begin DATASET RECORDS
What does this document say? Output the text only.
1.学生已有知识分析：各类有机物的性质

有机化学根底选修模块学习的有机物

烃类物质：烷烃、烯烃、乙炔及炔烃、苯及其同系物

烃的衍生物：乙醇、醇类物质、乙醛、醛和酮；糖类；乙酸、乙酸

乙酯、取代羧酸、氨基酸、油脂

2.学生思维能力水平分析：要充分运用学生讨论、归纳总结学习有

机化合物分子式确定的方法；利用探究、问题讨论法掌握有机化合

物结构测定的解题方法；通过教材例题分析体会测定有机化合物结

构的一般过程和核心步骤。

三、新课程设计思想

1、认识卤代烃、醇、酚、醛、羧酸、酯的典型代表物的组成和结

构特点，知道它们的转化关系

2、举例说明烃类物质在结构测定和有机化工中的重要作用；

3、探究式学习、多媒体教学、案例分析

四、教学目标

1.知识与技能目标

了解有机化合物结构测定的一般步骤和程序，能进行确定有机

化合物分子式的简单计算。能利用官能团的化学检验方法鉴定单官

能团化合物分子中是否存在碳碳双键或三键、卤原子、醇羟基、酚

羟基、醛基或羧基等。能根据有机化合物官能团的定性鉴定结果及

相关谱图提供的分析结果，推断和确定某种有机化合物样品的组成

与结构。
end DATASET RECORDS
▶ OBJECTIVE
Repeat the records above exactly, leaving none out.

▶ WRITTEN ANSWER
What does this document say? Output the text only.
1.学生已有知识分析：各类有机物的性质

有机化学根底选修模块学习的有机物

烃类物质：烷烃、烯烃、乙炔及炔烃、苯及其同系物

烃的衍生物：乙醇、醇类物质、乙醛、醛和酮；糖类；乙酸、乙酸

乙酯、取代羧酸、氨基酸、油脂

2.学生思维能力水平分析：要充分运用学生讨论、归纳总结学习有

机化合物分子式确定的方法；利用探究、问题讨论法掌握有机化合

物结构测定的解题方法；通过教材例题分析体会测定有机化合物结

构的一般过程和核心步骤。

三、新课程设计思想

1、认识卤代烃、醇、酚、醛、羧酸、酯的典型代表物的组成和结

构特点，知道它们的转化关系

2、举例说明烃类物质在结构测定和有机化工中的重要作用；

3、探究式学习、多媒体教学、案例分析

四、教学目标

1.知识与技能目标

了解有机化合物结构测定的一般步骤和程序，能进行确定有机

化合物分子式的简单计算。能利用官能团的化学检验方法鉴定单官

能团化合物分子中是否存在碳碳双键或三键、卤原子、醇羟基、酚

羟基、醛基或羧基等。能根据有机化合物官能团的定性鉴定结果及

相关谱图提供的分析结果，推断和确定某种有机化合物样品的组成

与结构。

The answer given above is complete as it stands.